WRITTEN REQUEST:
Identify each line below containing the string "type" and copy it.

DATA RECORDS:
+===+

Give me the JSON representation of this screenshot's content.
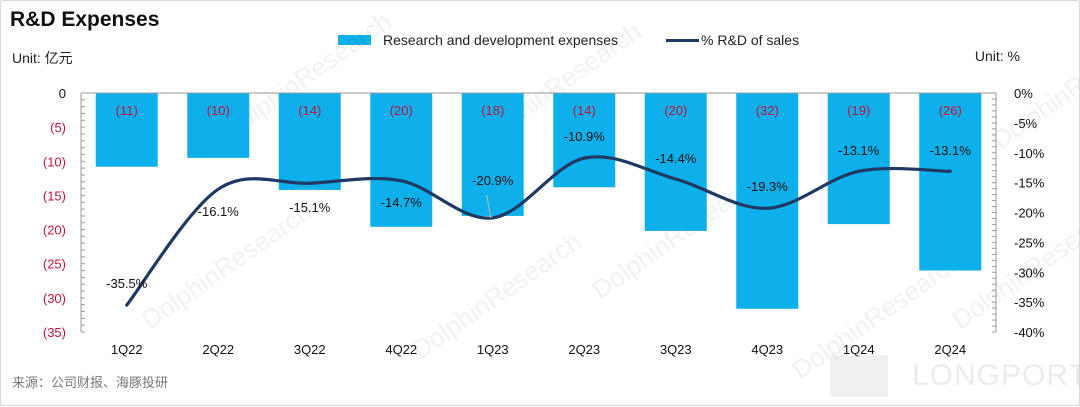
{
  "title": "R&D Expenses",
  "unit_left": "Unit: 亿元",
  "unit_right": "Unit:  %",
  "source": "来源：公司财报、海豚投研",
  "logo_text": "LONGPORT",
  "watermark_text": "DolphinResearch",
  "colors": {
    "bar": "#0eb0ec",
    "line": "#1f3864",
    "bar_label": "#c0143c",
    "neg_tick": "#c0143c"
  },
  "legend": {
    "bar_label": "Research and development expenses",
    "line_label": "% R&D of sales"
  },
  "chart_data": {
    "type": "bar+line",
    "title": "R&D Expenses",
    "categories": [
      "1Q22",
      "2Q22",
      "3Q22",
      "4Q22",
      "1Q23",
      "2Q23",
      "3Q23",
      "4Q23",
      "1Q24",
      "2Q24"
    ],
    "series": [
      {
        "name": "Research and development expenses",
        "type": "bar",
        "axis": "left",
        "values": [
          -10.8,
          -9.5,
          -14.2,
          -19.6,
          -18.0,
          -13.8,
          -20.2,
          -31.6,
          -19.2,
          -26.0
        ],
        "labels": [
          "(11)",
          "(10)",
          "(14)",
          "(20)",
          "(18)",
          "(14)",
          "(20)",
          "(32)",
          "(19)",
          "(26)"
        ]
      },
      {
        "name": "% R&D of sales",
        "type": "line",
        "axis": "right",
        "smooth": true,
        "values": [
          -35.5,
          -16.1,
          -15.1,
          -14.7,
          -20.9,
          -10.9,
          -14.4,
          -19.3,
          -13.1,
          -13.1
        ],
        "labels": [
          "-35.5%",
          "-16.1%",
          "-15.1%",
          "-14.7%",
          "-20.9%",
          "-10.9%",
          "-14.4%",
          "-19.3%",
          "-13.1%",
          "-13.1%"
        ]
      }
    ],
    "left_axis": {
      "unit": "亿元",
      "range": [
        -35,
        0
      ],
      "ticks": [
        0,
        -5,
        -10,
        -15,
        -20,
        -25,
        -30,
        -35
      ],
      "tick_labels": [
        "0",
        "(5)",
        "(10)",
        "(15)",
        "(20)",
        "(25)",
        "(30)",
        "(35)"
      ]
    },
    "right_axis": {
      "unit": "%",
      "range": [
        -40,
        0
      ],
      "ticks": [
        0,
        -5,
        -10,
        -15,
        -20,
        -25,
        -30,
        -35,
        -40
      ],
      "tick_labels": [
        "0%",
        "-5%",
        "-10%",
        "-15%",
        "-20%",
        "-25%",
        "-30%",
        "-35%",
        "-40%"
      ]
    },
    "grid": false,
    "legend_position": "top-center"
  }
}
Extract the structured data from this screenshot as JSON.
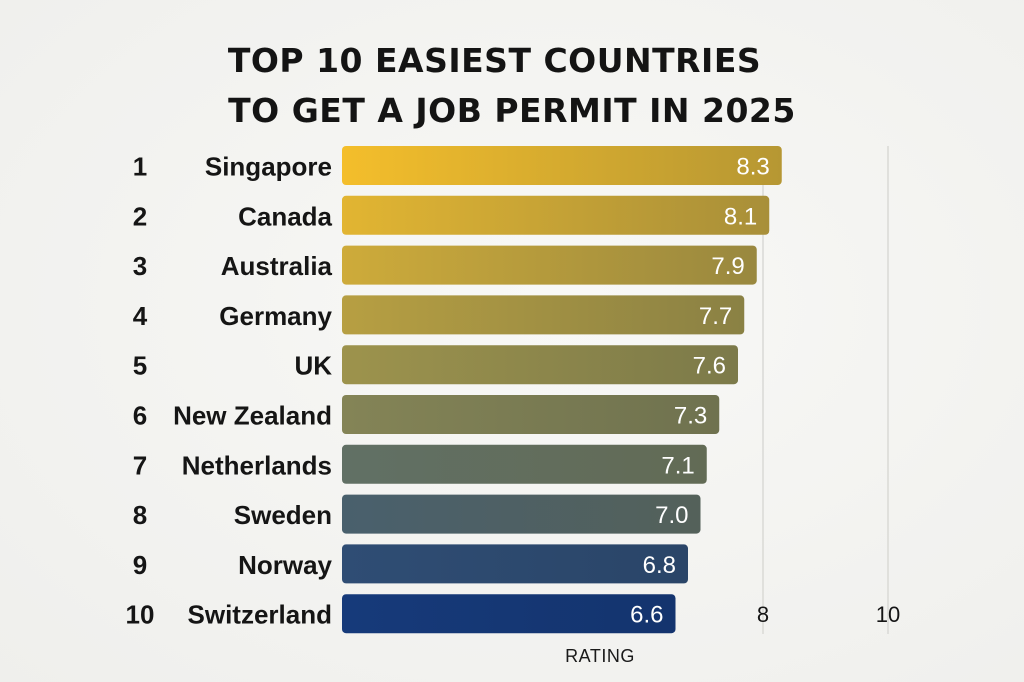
{
  "chart_data": {
    "type": "bar",
    "orientation": "horizontal",
    "title_lines": [
      "TOP 10 EASIEST COUNTRIES",
      "TO GET A JOB PERMIT IN 2025"
    ],
    "title": "TOP 10 EASIEST COUNTRIES TO GET A JOB PERMIT IN 2025",
    "xlabel": "RATING",
    "ylabel": "",
    "ranks": [
      "1",
      "2",
      "3",
      "4",
      "5",
      "6",
      "7",
      "8",
      "9",
      "10"
    ],
    "categories": [
      "Singapore",
      "Canada",
      "Australia",
      "Germany",
      "UK",
      "New Zealand",
      "Netherlands",
      "Sweden",
      "Norway",
      "Switzerland"
    ],
    "values": [
      8.3,
      8.1,
      7.9,
      7.7,
      7.6,
      7.3,
      7.1,
      7.0,
      6.8,
      6.6
    ],
    "value_labels": [
      "8.3",
      "8.1",
      "7.9",
      "7.7",
      "7.6",
      "7.3",
      "7.1",
      "7.0",
      "6.8",
      "6.6"
    ],
    "x_ticks": [
      {
        "value": 8,
        "label": "8"
      },
      {
        "value": 10,
        "label": "10"
      }
    ],
    "grid": true,
    "legend": "none",
    "colors": {
      "top_gold": "#f3bd2a",
      "mid_olive": "#8d8a52",
      "slate": "#566a6a",
      "navy": "#163a7a",
      "bar_right_shade": "#7a7a4e"
    }
  }
}
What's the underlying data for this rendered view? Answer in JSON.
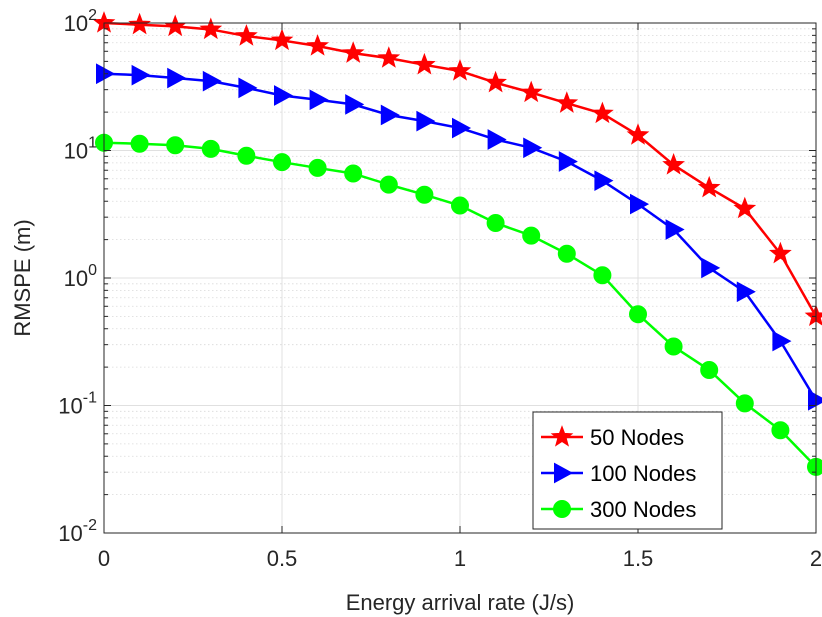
{
  "chart_data": {
    "type": "line",
    "title": "",
    "xlabel": "Energy arrival rate (J/s)",
    "ylabel": "RMSPE (m)",
    "xlim": [
      0,
      2
    ],
    "ylim": [
      0.01,
      100
    ],
    "yscale": "log",
    "grid": true,
    "legend_position": "bottom-right",
    "x_ticks": [
      {
        "value": 0,
        "label": "0"
      },
      {
        "value": 0.5,
        "label": "0.5"
      },
      {
        "value": 1,
        "label": "1"
      },
      {
        "value": 1.5,
        "label": "1.5"
      },
      {
        "value": 2,
        "label": "2"
      }
    ],
    "y_ticks": [
      {
        "value": 100,
        "base": "10",
        "exp": "2"
      },
      {
        "value": 10,
        "base": "10",
        "exp": "1"
      },
      {
        "value": 1,
        "base": "10",
        "exp": "0"
      },
      {
        "value": 0.1,
        "base": "10",
        "exp": "-1"
      },
      {
        "value": 0.01,
        "base": "10",
        "exp": "-2"
      }
    ],
    "x": [
      0,
      0.1,
      0.2,
      0.3,
      0.4,
      0.5,
      0.6,
      0.7,
      0.8,
      0.9,
      1.0,
      1.1,
      1.2,
      1.3,
      1.4,
      1.5,
      1.6,
      1.7,
      1.8,
      1.9,
      2.0
    ],
    "series": [
      {
        "name": "50 Nodes",
        "color": "#ff0000",
        "marker": "star",
        "values": [
          100,
          97,
          94,
          89,
          79,
          73,
          66,
          58,
          53,
          47,
          42,
          34,
          28.5,
          23.5,
          19.5,
          13.2,
          7.7,
          5.1,
          3.5,
          1.55,
          0.5
        ]
      },
      {
        "name": "100 Nodes",
        "color": "#0000ff",
        "marker": "triangle-right",
        "values": [
          40,
          39,
          37,
          35,
          31,
          27,
          25,
          23,
          19,
          17,
          15,
          12.2,
          10.5,
          8.2,
          5.8,
          3.8,
          2.4,
          1.2,
          0.78,
          0.32,
          0.11
        ]
      },
      {
        "name": "300 Nodes",
        "color": "#00ff00",
        "marker": "circle",
        "values": [
          11.5,
          11.3,
          11,
          10.3,
          9.1,
          8.1,
          7.3,
          6.6,
          5.4,
          4.5,
          3.7,
          2.7,
          2.15,
          1.55,
          1.05,
          0.52,
          0.29,
          0.19,
          0.104,
          0.064,
          0.033
        ]
      }
    ]
  }
}
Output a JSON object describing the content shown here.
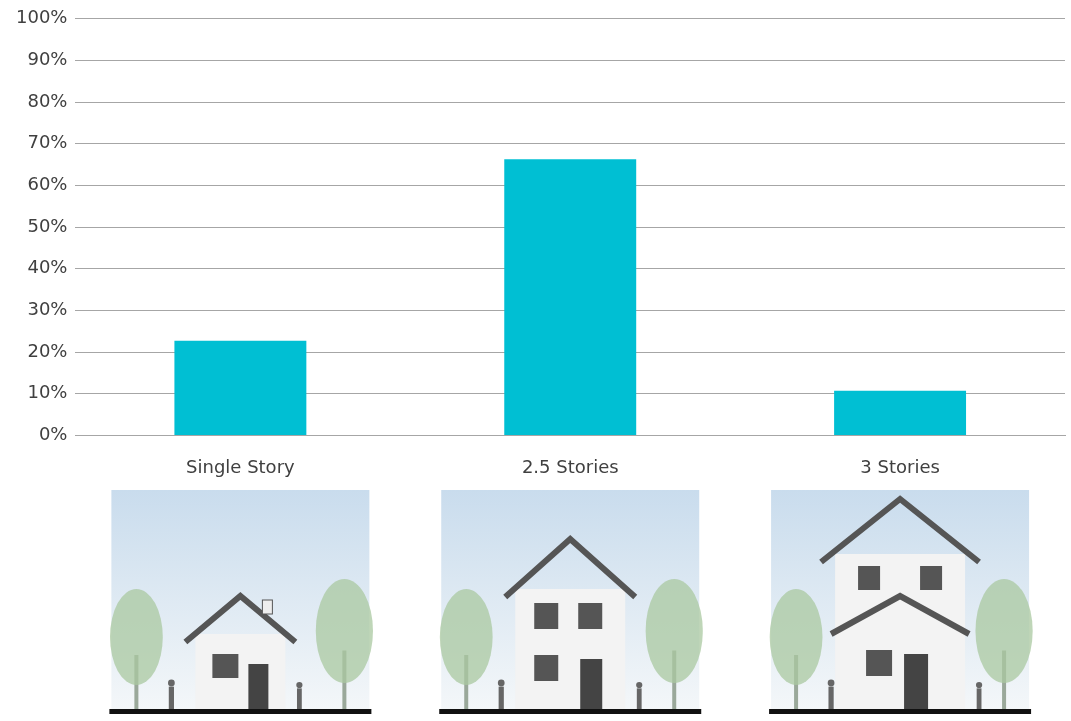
{
  "chart_data": {
    "type": "bar",
    "categories": [
      "Single Story",
      "2.5 Stories",
      "3 Stories"
    ],
    "values": [
      22.7,
      66.3,
      10.7
    ],
    "color": "#00bfd3",
    "ylim": [
      0,
      100
    ],
    "yticks": [
      {
        "value": 0,
        "label": "0%"
      },
      {
        "value": 10,
        "label": "10%"
      },
      {
        "value": 20,
        "label": "20%"
      },
      {
        "value": 30,
        "label": "30%"
      },
      {
        "value": 40,
        "label": "40%"
      },
      {
        "value": 50,
        "label": "50%"
      },
      {
        "value": 60,
        "label": "60%"
      },
      {
        "value": 70,
        "label": "70%"
      },
      {
        "value": 80,
        "label": "80%"
      },
      {
        "value": 90,
        "label": "90%"
      },
      {
        "value": 100,
        "label": "100%"
      }
    ],
    "grid": true
  }
}
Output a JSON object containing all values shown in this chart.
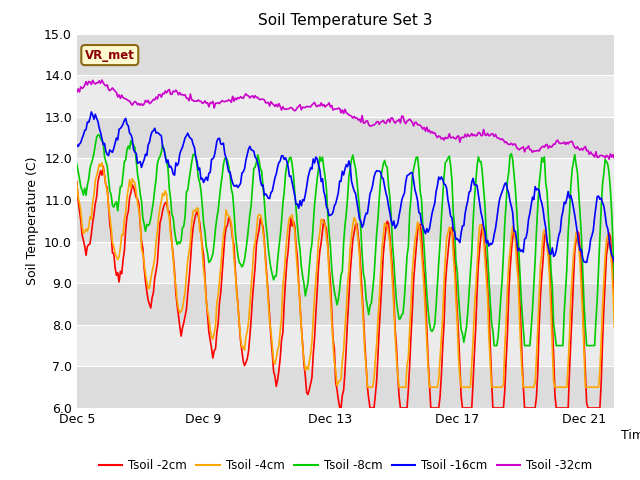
{
  "title": "Soil Temperature Set 3",
  "ylabel": "Soil Temperature (C)",
  "xlabel": "Time",
  "ylim": [
    6.0,
    15.0
  ],
  "yticks": [
    6.0,
    7.0,
    8.0,
    9.0,
    10.0,
    11.0,
    12.0,
    13.0,
    14.0,
    15.0
  ],
  "xtick_labels": [
    "Dec 5",
    "Dec 9",
    "Dec 13",
    "Dec 17",
    "Dec 21"
  ],
  "xtick_positions": [
    0,
    96,
    192,
    288,
    384
  ],
  "n_points": 408,
  "pts_per_day": 24,
  "line_colors": {
    "2cm": "#FF0000",
    "4cm": "#FFA500",
    "8cm": "#00CC00",
    "16cm": "#0000FF",
    "32cm": "#CC00CC"
  },
  "legend_labels": [
    "Tsoil -2cm",
    "Tsoil -4cm",
    "Tsoil -8cm",
    "Tsoil -16cm",
    "Tsoil -32cm"
  ],
  "vrmet_label": "VR_met",
  "bg_bands": [
    [
      6.0,
      7.0
    ],
    [
      8.0,
      9.0
    ],
    [
      10.0,
      11.0
    ],
    [
      12.0,
      13.0
    ],
    [
      14.0,
      15.0
    ]
  ],
  "band_color": "#DCDCDC",
  "plot_bg": "#EBEBEB",
  "white_band_color": "#F5F5F5"
}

+===+

TASK OUTPUT:
    "type": "bar+line",
        "type": "bar",
        "type": "line",
    "type": "bar",
    "type": "line",
    "type": "bar",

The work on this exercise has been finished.